Entries supplied:
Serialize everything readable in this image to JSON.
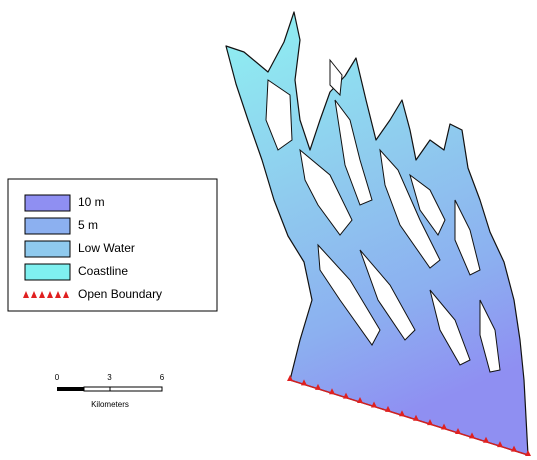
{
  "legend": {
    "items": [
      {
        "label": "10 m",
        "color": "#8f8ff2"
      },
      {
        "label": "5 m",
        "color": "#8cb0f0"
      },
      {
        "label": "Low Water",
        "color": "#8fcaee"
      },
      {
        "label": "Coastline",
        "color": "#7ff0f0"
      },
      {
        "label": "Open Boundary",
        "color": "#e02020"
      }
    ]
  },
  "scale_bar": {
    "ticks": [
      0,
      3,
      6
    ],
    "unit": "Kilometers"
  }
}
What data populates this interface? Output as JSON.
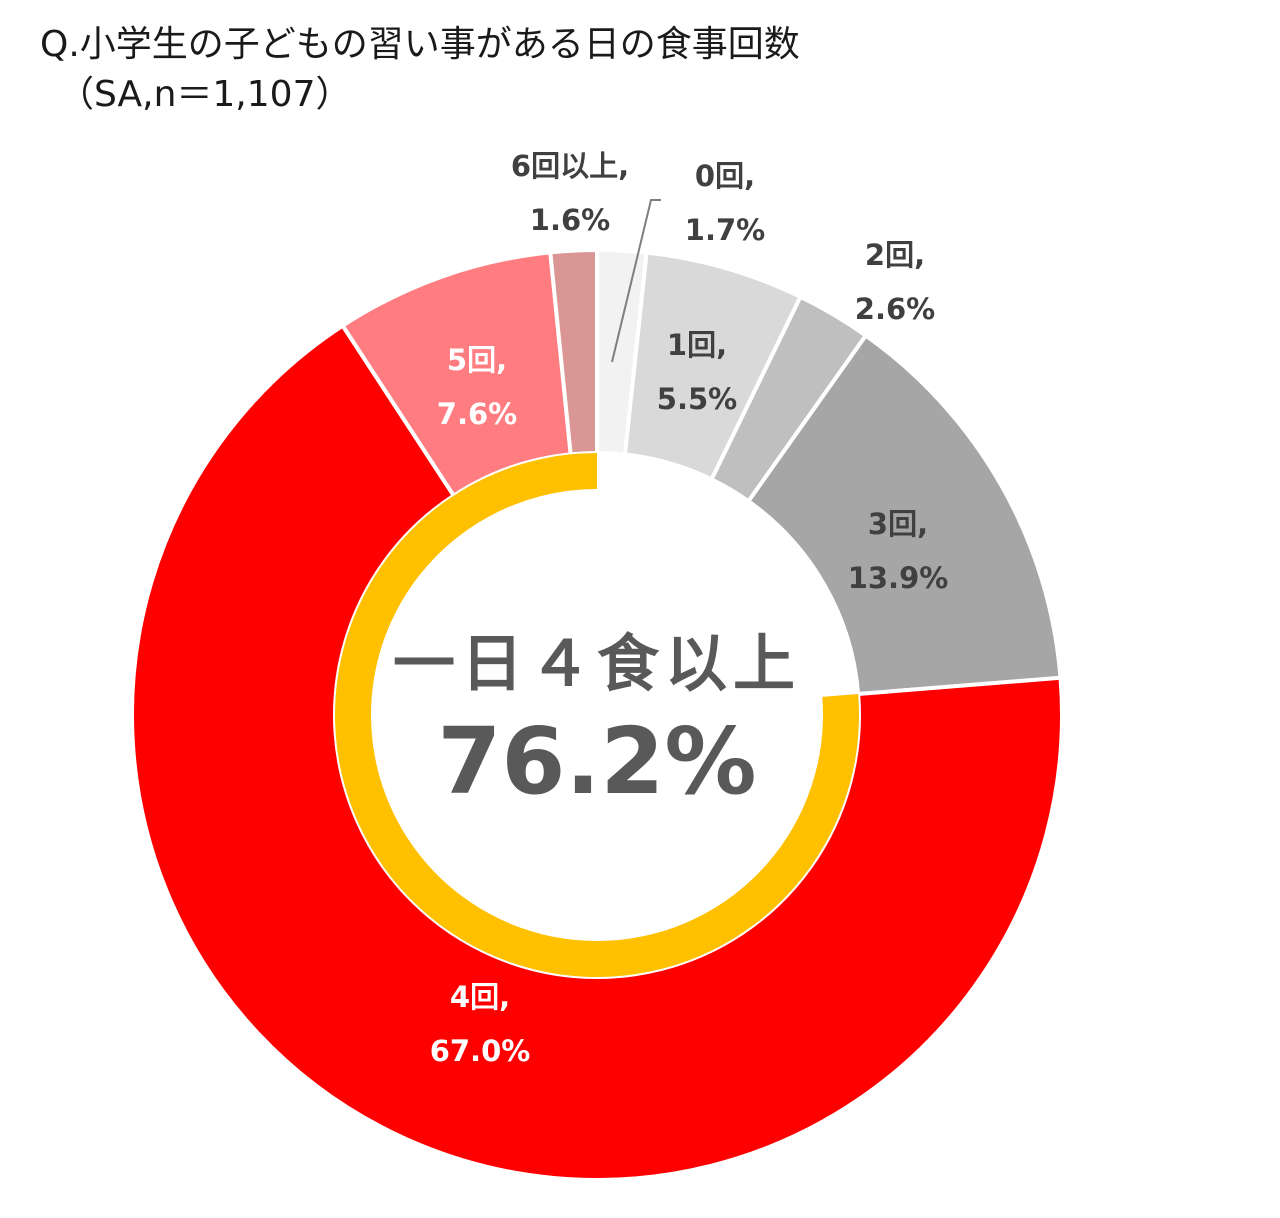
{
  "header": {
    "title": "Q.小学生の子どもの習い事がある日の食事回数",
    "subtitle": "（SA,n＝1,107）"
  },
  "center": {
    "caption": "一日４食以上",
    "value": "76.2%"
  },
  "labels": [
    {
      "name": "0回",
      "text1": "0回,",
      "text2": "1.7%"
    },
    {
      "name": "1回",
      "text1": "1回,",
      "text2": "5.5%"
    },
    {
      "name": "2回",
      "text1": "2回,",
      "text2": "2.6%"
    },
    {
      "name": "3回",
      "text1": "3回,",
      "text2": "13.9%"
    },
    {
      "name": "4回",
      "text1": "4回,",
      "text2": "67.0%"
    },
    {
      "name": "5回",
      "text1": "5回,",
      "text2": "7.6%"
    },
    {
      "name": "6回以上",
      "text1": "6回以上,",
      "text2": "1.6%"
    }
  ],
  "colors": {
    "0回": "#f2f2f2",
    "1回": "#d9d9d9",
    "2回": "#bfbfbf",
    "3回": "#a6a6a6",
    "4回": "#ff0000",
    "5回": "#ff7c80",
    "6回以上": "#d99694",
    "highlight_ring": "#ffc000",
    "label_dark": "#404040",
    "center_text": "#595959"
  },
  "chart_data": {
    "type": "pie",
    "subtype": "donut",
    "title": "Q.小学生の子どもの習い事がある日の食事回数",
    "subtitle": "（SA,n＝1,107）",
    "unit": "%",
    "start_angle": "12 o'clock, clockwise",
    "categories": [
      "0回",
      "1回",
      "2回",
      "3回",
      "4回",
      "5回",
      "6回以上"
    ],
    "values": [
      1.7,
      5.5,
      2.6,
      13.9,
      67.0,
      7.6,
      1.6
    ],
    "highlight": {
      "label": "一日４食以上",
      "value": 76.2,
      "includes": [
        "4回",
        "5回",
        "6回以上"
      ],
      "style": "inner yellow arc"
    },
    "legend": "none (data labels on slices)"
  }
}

...

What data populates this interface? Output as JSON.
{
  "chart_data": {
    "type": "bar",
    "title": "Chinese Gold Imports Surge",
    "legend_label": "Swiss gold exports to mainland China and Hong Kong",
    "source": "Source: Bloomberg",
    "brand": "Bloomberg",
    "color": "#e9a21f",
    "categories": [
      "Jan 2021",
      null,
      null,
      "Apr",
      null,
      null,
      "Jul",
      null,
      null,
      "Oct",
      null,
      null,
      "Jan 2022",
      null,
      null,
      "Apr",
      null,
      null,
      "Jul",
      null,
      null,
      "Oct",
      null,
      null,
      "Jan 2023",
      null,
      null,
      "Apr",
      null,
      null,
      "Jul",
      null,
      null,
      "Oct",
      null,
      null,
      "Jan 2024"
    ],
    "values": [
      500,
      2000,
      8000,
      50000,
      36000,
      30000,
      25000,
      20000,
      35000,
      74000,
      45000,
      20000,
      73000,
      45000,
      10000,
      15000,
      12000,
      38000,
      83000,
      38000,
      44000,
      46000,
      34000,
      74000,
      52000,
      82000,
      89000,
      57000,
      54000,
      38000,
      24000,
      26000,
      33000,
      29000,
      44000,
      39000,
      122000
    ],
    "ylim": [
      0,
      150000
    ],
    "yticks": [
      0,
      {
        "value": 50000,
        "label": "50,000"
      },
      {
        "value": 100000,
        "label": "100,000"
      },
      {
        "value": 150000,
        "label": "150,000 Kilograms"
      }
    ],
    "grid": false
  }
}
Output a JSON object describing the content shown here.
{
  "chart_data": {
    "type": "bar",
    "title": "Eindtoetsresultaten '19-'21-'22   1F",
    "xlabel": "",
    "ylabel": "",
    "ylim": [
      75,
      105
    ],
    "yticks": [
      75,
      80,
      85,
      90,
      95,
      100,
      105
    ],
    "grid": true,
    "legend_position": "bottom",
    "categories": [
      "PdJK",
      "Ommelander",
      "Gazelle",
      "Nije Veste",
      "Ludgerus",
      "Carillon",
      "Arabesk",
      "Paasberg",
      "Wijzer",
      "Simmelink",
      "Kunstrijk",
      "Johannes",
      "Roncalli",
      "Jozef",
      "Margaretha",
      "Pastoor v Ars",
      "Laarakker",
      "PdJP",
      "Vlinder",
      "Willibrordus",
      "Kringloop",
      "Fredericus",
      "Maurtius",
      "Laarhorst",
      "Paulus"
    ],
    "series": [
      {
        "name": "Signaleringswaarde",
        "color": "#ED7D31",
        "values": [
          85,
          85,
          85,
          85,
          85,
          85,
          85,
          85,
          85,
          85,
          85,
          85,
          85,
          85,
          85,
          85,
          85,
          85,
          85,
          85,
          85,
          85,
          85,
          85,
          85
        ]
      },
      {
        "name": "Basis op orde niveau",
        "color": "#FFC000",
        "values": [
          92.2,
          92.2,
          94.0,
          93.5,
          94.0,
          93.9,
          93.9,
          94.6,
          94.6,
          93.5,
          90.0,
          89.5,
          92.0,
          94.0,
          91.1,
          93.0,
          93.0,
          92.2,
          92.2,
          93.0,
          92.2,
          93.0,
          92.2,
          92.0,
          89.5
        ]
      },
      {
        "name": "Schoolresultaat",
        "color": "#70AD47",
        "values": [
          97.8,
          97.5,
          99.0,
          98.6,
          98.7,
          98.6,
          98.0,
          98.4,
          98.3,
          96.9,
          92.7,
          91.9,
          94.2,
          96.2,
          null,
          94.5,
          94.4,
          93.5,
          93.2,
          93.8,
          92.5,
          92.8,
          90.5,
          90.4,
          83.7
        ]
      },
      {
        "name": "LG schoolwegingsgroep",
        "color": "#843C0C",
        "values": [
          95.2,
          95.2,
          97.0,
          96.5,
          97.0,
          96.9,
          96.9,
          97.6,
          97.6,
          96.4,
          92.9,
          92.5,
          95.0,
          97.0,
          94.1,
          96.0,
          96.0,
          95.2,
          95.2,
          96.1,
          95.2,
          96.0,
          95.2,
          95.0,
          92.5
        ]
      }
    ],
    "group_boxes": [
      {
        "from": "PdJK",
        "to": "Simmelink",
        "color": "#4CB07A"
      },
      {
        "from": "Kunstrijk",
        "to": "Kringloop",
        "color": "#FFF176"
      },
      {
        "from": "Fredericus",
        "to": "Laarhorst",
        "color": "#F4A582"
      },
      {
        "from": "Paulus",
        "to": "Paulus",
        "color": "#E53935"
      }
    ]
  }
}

...

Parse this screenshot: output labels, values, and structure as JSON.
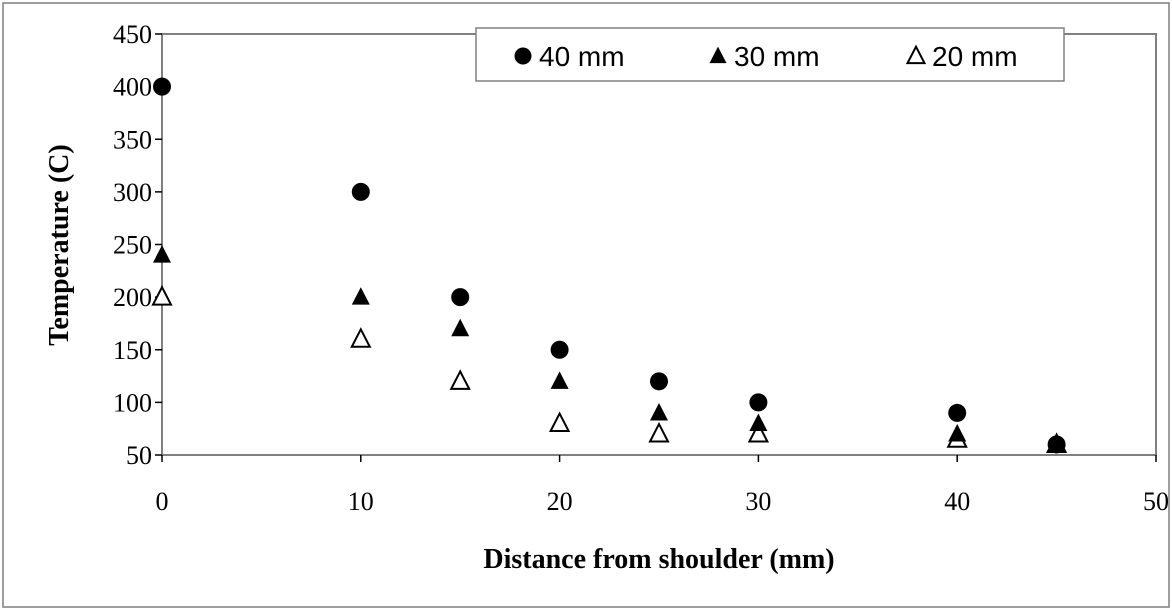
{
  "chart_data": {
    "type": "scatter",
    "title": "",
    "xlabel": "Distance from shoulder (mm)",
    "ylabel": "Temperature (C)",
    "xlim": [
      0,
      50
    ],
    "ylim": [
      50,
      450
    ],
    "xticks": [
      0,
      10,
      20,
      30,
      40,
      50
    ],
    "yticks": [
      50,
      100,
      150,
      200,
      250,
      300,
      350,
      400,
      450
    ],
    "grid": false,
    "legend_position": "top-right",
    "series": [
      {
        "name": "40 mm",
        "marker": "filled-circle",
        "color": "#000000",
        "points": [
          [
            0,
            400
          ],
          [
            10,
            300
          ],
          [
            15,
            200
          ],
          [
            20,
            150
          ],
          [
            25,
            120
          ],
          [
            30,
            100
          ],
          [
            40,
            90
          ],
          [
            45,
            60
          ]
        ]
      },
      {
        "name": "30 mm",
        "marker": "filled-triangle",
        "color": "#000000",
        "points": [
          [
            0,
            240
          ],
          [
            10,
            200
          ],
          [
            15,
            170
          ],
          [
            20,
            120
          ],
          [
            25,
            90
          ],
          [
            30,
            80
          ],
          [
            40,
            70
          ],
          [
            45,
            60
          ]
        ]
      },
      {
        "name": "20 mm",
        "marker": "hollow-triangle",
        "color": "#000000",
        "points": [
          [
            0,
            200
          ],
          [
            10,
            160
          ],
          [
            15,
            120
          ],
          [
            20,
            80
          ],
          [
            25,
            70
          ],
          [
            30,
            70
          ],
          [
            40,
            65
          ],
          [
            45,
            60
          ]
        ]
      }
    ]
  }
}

Problem: Reproduce each line of the material containing the word "subtitle".

Finished answer:
    "subtitle": "（SA,n＝1,107）"
    "subtitle": "（SA,n＝1,107）",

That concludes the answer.